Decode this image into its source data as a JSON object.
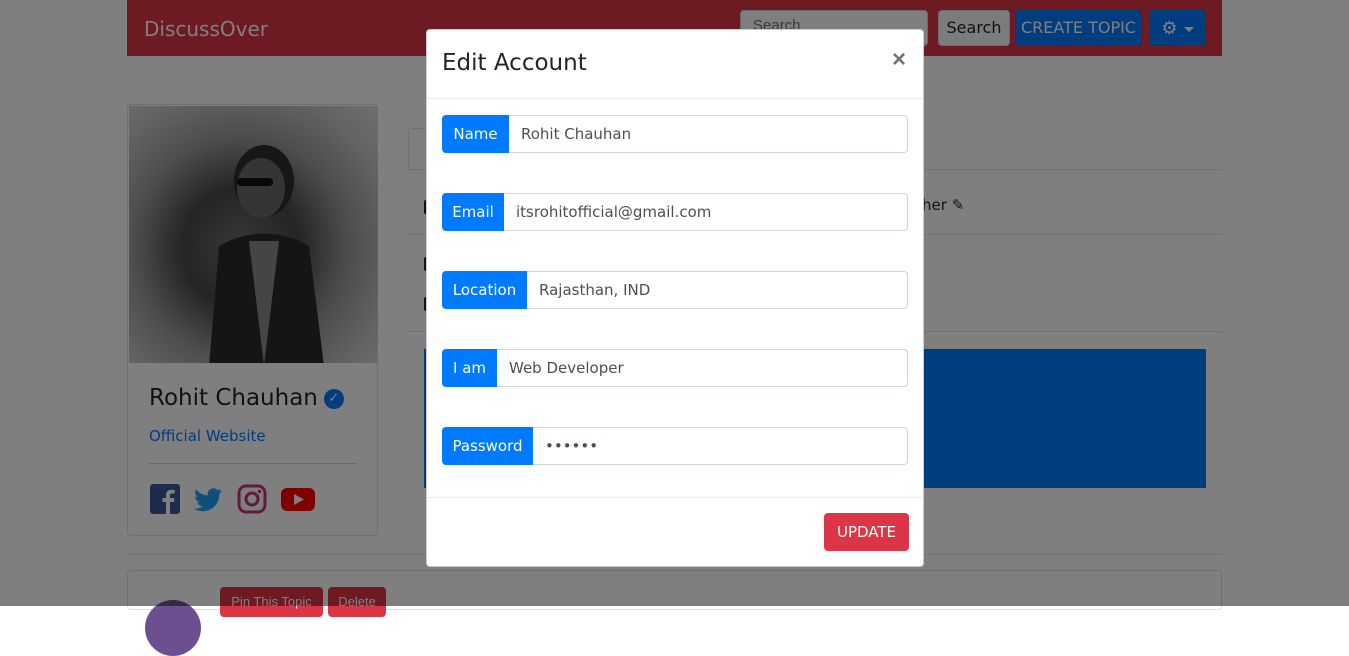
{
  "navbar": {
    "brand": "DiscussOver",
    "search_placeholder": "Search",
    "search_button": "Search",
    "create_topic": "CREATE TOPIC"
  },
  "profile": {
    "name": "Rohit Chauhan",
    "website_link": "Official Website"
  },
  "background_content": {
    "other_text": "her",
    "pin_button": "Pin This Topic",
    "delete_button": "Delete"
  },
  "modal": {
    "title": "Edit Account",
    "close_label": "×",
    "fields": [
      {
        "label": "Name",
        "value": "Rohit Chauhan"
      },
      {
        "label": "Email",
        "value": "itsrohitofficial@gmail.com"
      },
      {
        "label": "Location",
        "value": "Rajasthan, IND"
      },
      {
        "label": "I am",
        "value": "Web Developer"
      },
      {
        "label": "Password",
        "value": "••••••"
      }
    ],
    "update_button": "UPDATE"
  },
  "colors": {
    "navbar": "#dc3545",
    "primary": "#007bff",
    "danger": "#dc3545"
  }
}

REQUIRED WORK: Repeat the records above exactly, leaving out the pictures.

TASK RESPONSE:
Decode this image into its source data as a JSON object.
{
  "navbar": {
    "brand": "DiscussOver",
    "search_placeholder": "Search",
    "search_button": "Search",
    "create_topic": "CREATE TOPIC"
  },
  "profile": {
    "name": "Rohit Chauhan",
    "website_link": "Official Website"
  },
  "background_content": {
    "other_text": "her",
    "pin_button": "Pin This Topic",
    "delete_button": "Delete"
  },
  "modal": {
    "title": "Edit Account",
    "close_label": "×",
    "fields": [
      {
        "label": "Name",
        "value": "Rohit Chauhan"
      },
      {
        "label": "Email",
        "value": "itsrohitofficial@gmail.com"
      },
      {
        "label": "Location",
        "value": "Rajasthan, IND"
      },
      {
        "label": "I am",
        "value": "Web Developer"
      },
      {
        "label": "Password",
        "value": "••••••"
      }
    ],
    "update_button": "UPDATE"
  },
  "colors": {
    "navbar": "#dc3545",
    "primary": "#007bff",
    "danger": "#dc3545"
  }
}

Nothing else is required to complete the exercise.